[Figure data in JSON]

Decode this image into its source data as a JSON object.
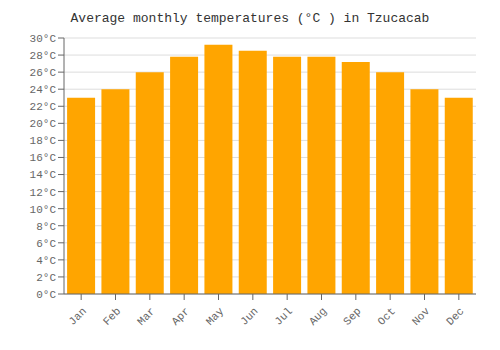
{
  "chart_data": {
    "type": "bar",
    "title": "Average monthly temperatures (°C ) in Tzucacab",
    "categories": [
      "Jan",
      "Feb",
      "Mar",
      "Apr",
      "May",
      "Jun",
      "Jul",
      "Aug",
      "Sep",
      "Oct",
      "Nov",
      "Dec"
    ],
    "values": [
      23.0,
      24.0,
      26.0,
      27.8,
      29.2,
      28.5,
      27.8,
      27.8,
      27.2,
      26.0,
      24.0,
      23.0
    ],
    "color": "#FFA500",
    "ylim": [
      0,
      30
    ],
    "yticks": [
      {
        "value": 0,
        "label": "0°C"
      },
      {
        "value": 2,
        "label": "2°C"
      },
      {
        "value": 4,
        "label": "4°C"
      },
      {
        "value": 6,
        "label": "6°C"
      },
      {
        "value": 8,
        "label": "8°C"
      },
      {
        "value": 10,
        "label": "10°C"
      },
      {
        "value": 12,
        "label": "12°C"
      },
      {
        "value": 14,
        "label": "14°C"
      },
      {
        "value": 16,
        "label": "16°C"
      },
      {
        "value": 18,
        "label": "18°C"
      },
      {
        "value": 20,
        "label": "20°C"
      },
      {
        "value": 22,
        "label": "22°C"
      },
      {
        "value": 24,
        "label": "24°C"
      },
      {
        "value": 26,
        "label": "26°C"
      },
      {
        "value": 28,
        "label": "28°C"
      },
      {
        "value": 30,
        "label": "30°C"
      }
    ],
    "grid": true
  }
}
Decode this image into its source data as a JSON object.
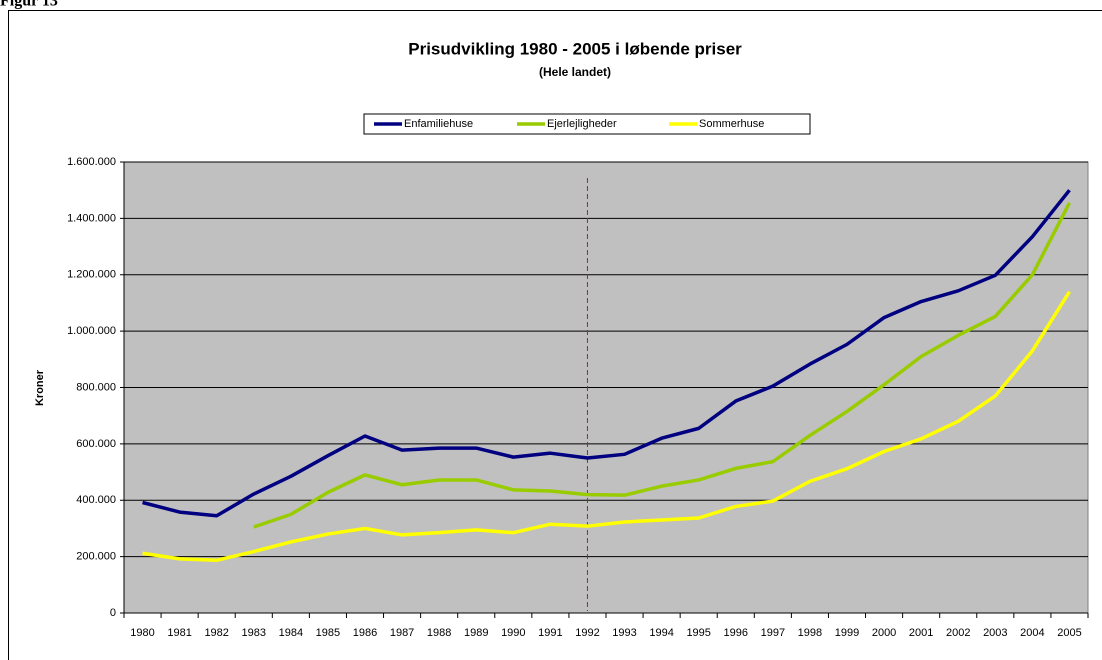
{
  "figure_label": "Figur 13",
  "chart_data": {
    "type": "line",
    "title": "Prisudvikling 1980 - 2005 i løbende priser",
    "subtitle": "(Hele landet)",
    "y_label": "Kroner",
    "categories": [
      "1980",
      "1981",
      "1982",
      "1983",
      "1984",
      "1985",
      "1986",
      "1987",
      "1988",
      "1989",
      "1990",
      "1991",
      "1992",
      "1993",
      "1994",
      "1995",
      "1996",
      "1997",
      "1998",
      "1999",
      "2000",
      "2001",
      "2002",
      "2003",
      "2004",
      "2005"
    ],
    "series": [
      {
        "name": "Enfamiliehuse",
        "color": "#000080",
        "values": [
          392000,
          358000,
          345000,
          422000,
          485000,
          558000,
          628000,
          578000,
          585000,
          585000,
          553000,
          567000,
          550000,
          563000,
          620000,
          655000,
          752000,
          805000,
          883000,
          953000,
          1048000,
          1105000,
          1143000,
          1198000,
          1335000,
          1500000
        ]
      },
      {
        "name": "Ejerlejligheder",
        "color": "#99cc00",
        "values": [
          null,
          null,
          null,
          305000,
          350000,
          428000,
          490000,
          455000,
          472000,
          472000,
          437000,
          433000,
          420000,
          418000,
          450000,
          472000,
          513000,
          537000,
          630000,
          715000,
          810000,
          910000,
          985000,
          1052000,
          1200000,
          1455000
        ]
      },
      {
        "name": "Sommerhuse",
        "color": "#ffff00",
        "values": [
          212000,
          192000,
          187000,
          218000,
          252000,
          280000,
          300000,
          277000,
          285000,
          295000,
          285000,
          315000,
          308000,
          323000,
          330000,
          337000,
          378000,
          397000,
          467000,
          512000,
          573000,
          618000,
          680000,
          770000,
          930000,
          1140000
        ]
      }
    ],
    "ylim": [
      0,
      1600000
    ],
    "yticks": [
      0,
      {
        "value": 200000,
        "label": "200.000"
      },
      {
        "value": 400000,
        "label": "400.000"
      },
      {
        "value": 600000,
        "label": "600.000"
      },
      {
        "value": 800000,
        "label": "800.000"
      },
      {
        "value": 1000000,
        "label": "1.000.000"
      },
      {
        "value": 1200000,
        "label": "1.200.000"
      },
      {
        "value": 1400000,
        "label": "1.400.000"
      },
      {
        "value": 1600000,
        "label": "1.600.000"
      }
    ],
    "grid": true,
    "legend": "top",
    "plot_background": "#c0c0c0",
    "reference_line": {
      "category": "1992",
      "color": "#ff0000"
    }
  }
}
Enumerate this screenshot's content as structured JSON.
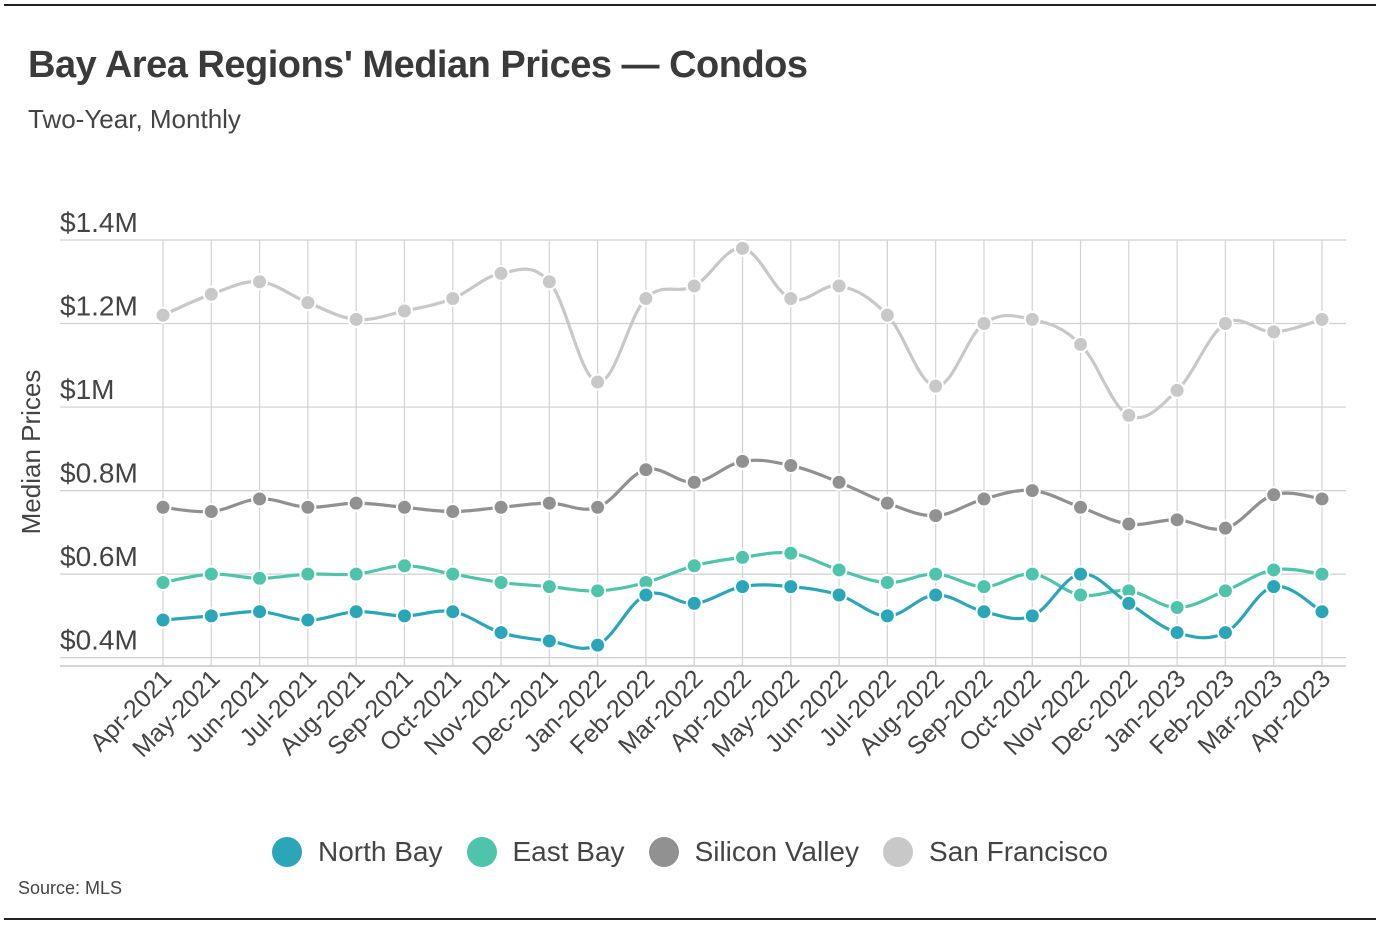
{
  "title": "Bay Area Regions' Median Prices — Condos",
  "subtitle": "Two-Year, Monthly",
  "source": "Source:  MLS",
  "chart_data": {
    "type": "line",
    "title": "Bay Area Regions' Median Prices — Condos",
    "subtitle": "Two-Year, Monthly",
    "xlabel": "",
    "ylabel": "Median Prices",
    "ylim": [
      0.38,
      1.4
    ],
    "yticks": [
      0.4,
      0.6,
      0.8,
      1.0,
      1.2,
      1.4
    ],
    "ytick_labels": [
      "$0.4M",
      "$0.6M",
      "$0.8M",
      "$1M",
      "$1.2M",
      "$1.4M"
    ],
    "grid": true,
    "legend_position": "bottom-center",
    "categories": [
      "Apr-2021",
      "May-2021",
      "Jun-2021",
      "Jul-2021",
      "Aug-2021",
      "Sep-2021",
      "Oct-2021",
      "Nov-2021",
      "Dec-2021",
      "Jan-2022",
      "Feb-2022",
      "Mar-2022",
      "Apr-2022",
      "May-2022",
      "Jun-2022",
      "Jul-2022",
      "Aug-2022",
      "Sep-2022",
      "Oct-2022",
      "Nov-2022",
      "Dec-2022",
      "Jan-2023",
      "Feb-2023",
      "Mar-2023",
      "Apr-2023"
    ],
    "series": [
      {
        "name": "North Bay",
        "color": "#2aa6b8",
        "values": [
          0.49,
          0.5,
          0.51,
          0.49,
          0.51,
          0.5,
          0.51,
          0.46,
          0.44,
          0.43,
          0.55,
          0.53,
          0.57,
          0.57,
          0.55,
          0.5,
          0.55,
          0.51,
          0.5,
          0.6,
          0.53,
          0.46,
          0.46,
          0.57,
          0.51
        ]
      },
      {
        "name": "East Bay",
        "color": "#4ec4aa",
        "values": [
          0.58,
          0.6,
          0.59,
          0.6,
          0.6,
          0.62,
          0.6,
          0.58,
          0.57,
          0.56,
          0.58,
          0.62,
          0.64,
          0.65,
          0.61,
          0.58,
          0.6,
          0.57,
          0.6,
          0.55,
          0.56,
          0.52,
          0.56,
          0.61,
          0.6
        ]
      },
      {
        "name": "Silicon Valley",
        "color": "#919191",
        "values": [
          0.76,
          0.75,
          0.78,
          0.76,
          0.77,
          0.76,
          0.75,
          0.76,
          0.77,
          0.76,
          0.85,
          0.82,
          0.87,
          0.86,
          0.82,
          0.77,
          0.74,
          0.78,
          0.8,
          0.76,
          0.72,
          0.73,
          0.71,
          0.79,
          0.78
        ]
      },
      {
        "name": "San Francisco",
        "color": "#c8c8c8",
        "values": [
          1.22,
          1.27,
          1.3,
          1.25,
          1.21,
          1.23,
          1.26,
          1.32,
          1.3,
          1.06,
          1.26,
          1.29,
          1.38,
          1.26,
          1.29,
          1.22,
          1.05,
          1.2,
          1.21,
          1.15,
          0.98,
          1.04,
          1.2,
          1.18,
          1.21
        ]
      }
    ]
  }
}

§ Short problem
From the records above, copy every line that holds the word "color".

§ Worked answer
    "color": "#FFA500",
        "color": "#000080",
        "color": "#99cc00",
        "color": "#ffff00",
      "color": "#ff0000"
        "color": "#2aa6b8",
        "color": "#4ec4aa",
        "color": "#919191",
        "color": "#c8c8c8",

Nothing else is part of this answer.